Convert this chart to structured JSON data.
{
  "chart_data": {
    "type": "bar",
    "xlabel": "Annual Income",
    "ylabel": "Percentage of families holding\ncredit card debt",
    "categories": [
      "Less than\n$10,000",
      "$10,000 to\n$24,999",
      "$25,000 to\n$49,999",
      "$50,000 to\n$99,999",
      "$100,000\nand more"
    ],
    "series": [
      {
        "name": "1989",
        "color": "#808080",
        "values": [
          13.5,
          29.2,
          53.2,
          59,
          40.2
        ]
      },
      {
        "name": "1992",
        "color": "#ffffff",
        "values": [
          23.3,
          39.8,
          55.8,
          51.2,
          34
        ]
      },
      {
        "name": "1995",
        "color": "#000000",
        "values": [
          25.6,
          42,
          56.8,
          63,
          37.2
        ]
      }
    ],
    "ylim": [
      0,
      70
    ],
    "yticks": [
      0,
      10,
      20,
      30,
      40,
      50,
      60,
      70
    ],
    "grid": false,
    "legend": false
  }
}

Aim of the exercise. Make an exact copy of the listing, including every line.

The solution.
Convert this chart to structured JSON data.
{
  "chart_data": {
    "type": "bar",
    "xlabel": "Annual Income",
    "ylabel": "Percentage of families holding\ncredit card debt",
    "categories": [
      "Less than\n$10,000",
      "$10,000 to\n$24,999",
      "$25,000 to\n$49,999",
      "$50,000 to\n$99,999",
      "$100,000\nand more"
    ],
    "series": [
      {
        "name": "1989",
        "color": "#808080",
        "values": [
          13.5,
          29.2,
          53.2,
          59,
          40.2
        ]
      },
      {
        "name": "1992",
        "color": "#ffffff",
        "values": [
          23.3,
          39.8,
          55.8,
          51.2,
          34
        ]
      },
      {
        "name": "1995",
        "color": "#000000",
        "values": [
          25.6,
          42,
          56.8,
          63,
          37.2
        ]
      }
    ],
    "ylim": [
      0,
      70
    ],
    "yticks": [
      0,
      10,
      20,
      30,
      40,
      50,
      60,
      70
    ],
    "grid": false,
    "legend": false
  }
}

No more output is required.